Start Provided records

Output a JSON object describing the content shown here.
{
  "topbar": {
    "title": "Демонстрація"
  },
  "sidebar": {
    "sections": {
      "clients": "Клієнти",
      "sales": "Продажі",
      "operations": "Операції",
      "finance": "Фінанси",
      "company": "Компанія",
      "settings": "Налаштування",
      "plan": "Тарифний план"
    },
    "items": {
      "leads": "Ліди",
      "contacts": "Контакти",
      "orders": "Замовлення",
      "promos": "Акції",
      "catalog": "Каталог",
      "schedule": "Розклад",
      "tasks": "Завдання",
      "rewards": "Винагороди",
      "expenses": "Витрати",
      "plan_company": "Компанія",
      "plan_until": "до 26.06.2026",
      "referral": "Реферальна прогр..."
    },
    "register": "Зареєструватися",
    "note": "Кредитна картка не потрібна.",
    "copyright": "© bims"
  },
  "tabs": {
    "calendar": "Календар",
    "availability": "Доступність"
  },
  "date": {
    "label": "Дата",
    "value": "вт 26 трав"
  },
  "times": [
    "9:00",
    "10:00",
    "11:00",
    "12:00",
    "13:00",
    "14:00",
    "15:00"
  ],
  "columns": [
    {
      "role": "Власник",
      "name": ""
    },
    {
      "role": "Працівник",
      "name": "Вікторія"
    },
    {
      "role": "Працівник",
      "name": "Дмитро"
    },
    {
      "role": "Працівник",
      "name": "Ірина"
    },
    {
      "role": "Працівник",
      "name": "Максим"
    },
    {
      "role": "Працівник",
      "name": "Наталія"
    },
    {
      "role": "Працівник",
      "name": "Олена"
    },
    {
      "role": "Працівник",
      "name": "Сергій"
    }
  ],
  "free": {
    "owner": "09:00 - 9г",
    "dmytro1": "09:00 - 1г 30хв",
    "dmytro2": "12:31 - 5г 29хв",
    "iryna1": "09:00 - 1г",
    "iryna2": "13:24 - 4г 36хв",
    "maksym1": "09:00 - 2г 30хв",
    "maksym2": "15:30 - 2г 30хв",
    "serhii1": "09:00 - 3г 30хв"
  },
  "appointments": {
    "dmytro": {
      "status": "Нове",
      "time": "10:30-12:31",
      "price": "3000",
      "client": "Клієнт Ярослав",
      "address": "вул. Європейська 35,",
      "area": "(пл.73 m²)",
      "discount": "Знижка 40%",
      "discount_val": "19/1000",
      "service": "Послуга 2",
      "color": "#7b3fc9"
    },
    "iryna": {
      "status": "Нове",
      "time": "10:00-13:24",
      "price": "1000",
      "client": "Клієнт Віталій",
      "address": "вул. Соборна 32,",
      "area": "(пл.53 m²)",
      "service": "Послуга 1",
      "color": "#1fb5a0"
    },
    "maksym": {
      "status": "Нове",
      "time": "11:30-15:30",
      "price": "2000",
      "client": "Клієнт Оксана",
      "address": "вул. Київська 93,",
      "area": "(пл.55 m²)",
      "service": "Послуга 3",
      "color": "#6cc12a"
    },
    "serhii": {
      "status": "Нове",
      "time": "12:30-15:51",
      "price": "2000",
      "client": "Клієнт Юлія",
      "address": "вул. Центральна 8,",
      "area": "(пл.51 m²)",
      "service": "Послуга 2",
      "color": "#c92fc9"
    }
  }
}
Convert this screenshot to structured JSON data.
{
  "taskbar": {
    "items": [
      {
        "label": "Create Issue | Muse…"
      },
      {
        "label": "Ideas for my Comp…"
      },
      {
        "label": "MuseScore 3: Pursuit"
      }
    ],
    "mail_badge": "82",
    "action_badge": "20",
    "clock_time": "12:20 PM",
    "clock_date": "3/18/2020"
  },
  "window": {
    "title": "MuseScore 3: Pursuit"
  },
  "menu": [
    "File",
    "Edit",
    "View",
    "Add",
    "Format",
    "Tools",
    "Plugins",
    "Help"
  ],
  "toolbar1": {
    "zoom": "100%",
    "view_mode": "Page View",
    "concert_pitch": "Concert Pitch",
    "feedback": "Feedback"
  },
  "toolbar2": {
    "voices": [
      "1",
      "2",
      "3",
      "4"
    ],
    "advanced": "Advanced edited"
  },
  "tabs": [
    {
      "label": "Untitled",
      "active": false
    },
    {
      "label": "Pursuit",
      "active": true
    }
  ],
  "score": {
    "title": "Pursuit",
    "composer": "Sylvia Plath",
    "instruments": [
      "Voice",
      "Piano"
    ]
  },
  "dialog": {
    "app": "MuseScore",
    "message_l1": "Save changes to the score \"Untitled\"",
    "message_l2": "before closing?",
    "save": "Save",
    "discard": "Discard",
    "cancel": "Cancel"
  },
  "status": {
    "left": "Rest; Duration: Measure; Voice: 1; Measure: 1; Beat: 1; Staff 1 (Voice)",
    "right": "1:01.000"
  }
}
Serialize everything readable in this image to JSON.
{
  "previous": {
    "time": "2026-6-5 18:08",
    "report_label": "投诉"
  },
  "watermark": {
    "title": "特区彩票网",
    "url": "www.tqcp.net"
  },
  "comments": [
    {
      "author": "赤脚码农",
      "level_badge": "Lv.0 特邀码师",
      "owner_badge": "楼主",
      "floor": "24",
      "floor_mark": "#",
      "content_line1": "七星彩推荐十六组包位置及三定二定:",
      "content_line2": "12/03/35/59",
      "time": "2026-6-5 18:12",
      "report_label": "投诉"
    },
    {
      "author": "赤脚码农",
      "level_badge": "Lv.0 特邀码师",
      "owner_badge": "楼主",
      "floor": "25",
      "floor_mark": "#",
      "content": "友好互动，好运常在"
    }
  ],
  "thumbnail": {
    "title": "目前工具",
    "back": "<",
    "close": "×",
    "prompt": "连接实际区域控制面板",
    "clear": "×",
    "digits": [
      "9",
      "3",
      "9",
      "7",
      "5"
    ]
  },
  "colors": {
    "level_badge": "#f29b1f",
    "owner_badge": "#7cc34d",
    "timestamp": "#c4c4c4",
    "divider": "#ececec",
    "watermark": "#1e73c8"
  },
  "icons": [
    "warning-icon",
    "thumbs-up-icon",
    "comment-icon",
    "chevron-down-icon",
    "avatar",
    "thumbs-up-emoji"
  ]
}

End Provided records

◆ **Exercise directions**:
Return all of the entries exactly as they were supplied.

◆ **Exercise result**:
Output a JSON object describing the content shown here.
{
  "topbar": {
    "title": "Демонстрація"
  },
  "sidebar": {
    "sections": {
      "clients": "Клієнти",
      "sales": "Продажі",
      "operations": "Операції",
      "finance": "Фінанси",
      "company": "Компанія",
      "settings": "Налаштування",
      "plan": "Тарифний план"
    },
    "items": {
      "leads": "Ліди",
      "contacts": "Контакти",
      "orders": "Замовлення",
      "promos": "Акції",
      "catalog": "Каталог",
      "schedule": "Розклад",
      "tasks": "Завдання",
      "rewards": "Винагороди",
      "expenses": "Витрати",
      "plan_company": "Компанія",
      "plan_until": "до 26.06.2026",
      "referral": "Реферальна прогр..."
    },
    "register": "Зареєструватися",
    "note": "Кредитна картка не потрібна.",
    "copyright": "© bims"
  },
  "tabs": {
    "calendar": "Календар",
    "availability": "Доступність"
  },
  "date": {
    "label": "Дата",
    "value": "вт 26 трав"
  },
  "times": [
    "9:00",
    "10:00",
    "11:00",
    "12:00",
    "13:00",
    "14:00",
    "15:00"
  ],
  "columns": [
    {
      "role": "Власник",
      "name": ""
    },
    {
      "role": "Працівник",
      "name": "Вікторія"
    },
    {
      "role": "Працівник",
      "name": "Дмитро"
    },
    {
      "role": "Працівник",
      "name": "Ірина"
    },
    {
      "role": "Працівник",
      "name": "Максим"
    },
    {
      "role": "Працівник",
      "name": "Наталія"
    },
    {
      "role": "Працівник",
      "name": "Олена"
    },
    {
      "role": "Працівник",
      "name": "Сергій"
    }
  ],
  "free": {
    "owner": "09:00 - 9г",
    "dmytro1": "09:00 - 1г 30хв",
    "dmytro2": "12:31 - 5г 29хв",
    "iryna1": "09:00 - 1г",
    "iryna2": "13:24 - 4г 36хв",
    "maksym1": "09:00 - 2г 30хв",
    "maksym2": "15:30 - 2г 30хв",
    "serhii1": "09:00 - 3г 30хв"
  },
  "appointments": {
    "dmytro": {
      "status": "Нове",
      "time": "10:30-12:31",
      "price": "3000",
      "client": "Клієнт Ярослав",
      "address": "вул. Європейська 35,",
      "area": "(пл.73 m²)",
      "discount": "Знижка 40%",
      "discount_val": "19/1000",
      "service": "Послуга 2",
      "color": "#7b3fc9"
    },
    "iryna": {
      "status": "Нове",
      "time": "10:00-13:24",
      "price": "1000",
      "client": "Клієнт Віталій",
      "address": "вул. Соборна 32,",
      "area": "(пл.53 m²)",
      "service": "Послуга 1",
      "color": "#1fb5a0"
    },
    "maksym": {
      "status": "Нове",
      "time": "11:30-15:30",
      "price": "2000",
      "client": "Клієнт Оксана",
      "address": "вул. Київська 93,",
      "area": "(пл.55 m²)",
      "service": "Послуга 3",
      "color": "#6cc12a"
    },
    "serhii": {
      "status": "Нове",
      "time": "12:30-15:51",
      "price": "2000",
      "client": "Клієнт Юлія",
      "address": "вул. Центральна 8,",
      "area": "(пл.51 m²)",
      "service": "Послуга 2",
      "color": "#c92fc9"
    }
  }
}
Convert this screenshot to structured JSON data.
{
  "taskbar": {
    "items": [
      {
        "label": "Create Issue | Muse…"
      },
      {
        "label": "Ideas for my Comp…"
      },
      {
        "label": "MuseScore 3: Pursuit"
      }
    ],
    "mail_badge": "82",
    "action_badge": "20",
    "clock_time": "12:20 PM",
    "clock_date": "3/18/2020"
  },
  "window": {
    "title": "MuseScore 3: Pursuit"
  },
  "menu": [
    "File",
    "Edit",
    "View",
    "Add",
    "Format",
    "Tools",
    "Plugins",
    "Help"
  ],
  "toolbar1": {
    "zoom": "100%",
    "view_mode": "Page View",
    "concert_pitch": "Concert Pitch",
    "feedback": "Feedback"
  },
  "toolbar2": {
    "voices": [
      "1",
      "2",
      "3",
      "4"
    ],
    "advanced": "Advanced edited"
  },
  "tabs": [
    {
      "label": "Untitled",
      "active": false
    },
    {
      "label": "Pursuit",
      "active": true
    }
  ],
  "score": {
    "title": "Pursuit",
    "composer": "Sylvia Plath",
    "instruments": [
      "Voice",
      "Piano"
    ]
  },
  "dialog": {
    "app": "MuseScore",
    "message_l1": "Save changes to the score \"Untitled\"",
    "message_l2": "before closing?",
    "save": "Save",
    "discard": "Discard",
    "cancel": "Cancel"
  },
  "status": {
    "left": "Rest; Duration: Measure; Voice: 1; Measure: 1; Beat: 1; Staff 1 (Voice)",
    "right": "1:01.000"
  }
}
Serialize everything readable in this image to JSON.
{
  "previous": {
    "time": "2026-6-5 18:08",
    "report_label": "投诉"
  },
  "watermark": {
    "title": "特区彩票网",
    "url": "www.tqcp.net"
  },
  "comments": [
    {
      "author": "赤脚码农",
      "level_badge": "Lv.0 特邀码师",
      "owner_badge": "楼主",
      "floor": "24",
      "floor_mark": "#",
      "content_line1": "七星彩推荐十六组包位置及三定二定:",
      "content_line2": "12/03/35/59",
      "time": "2026-6-5 18:12",
      "report_label": "投诉"
    },
    {
      "author": "赤脚码农",
      "level_badge": "Lv.0 特邀码师",
      "owner_badge": "楼主",
      "floor": "25",
      "floor_mark": "#",
      "content": "友好互动，好运常在"
    }
  ],
  "thumbnail": {
    "title": "目前工具",
    "back": "<",
    "close": "×",
    "prompt": "连接实际区域控制面板",
    "clear": "×",
    "digits": [
      "9",
      "3",
      "9",
      "7",
      "5"
    ]
  },
  "colors": {
    "level_badge": "#f29b1f",
    "owner_badge": "#7cc34d",
    "timestamp": "#c4c4c4",
    "divider": "#ececec",
    "watermark": "#1e73c8"
  },
  "icons": [
    "warning-icon",
    "thumbs-up-icon",
    "comment-icon",
    "chevron-down-icon",
    "avatar",
    "thumbs-up-emoji"
  ]
}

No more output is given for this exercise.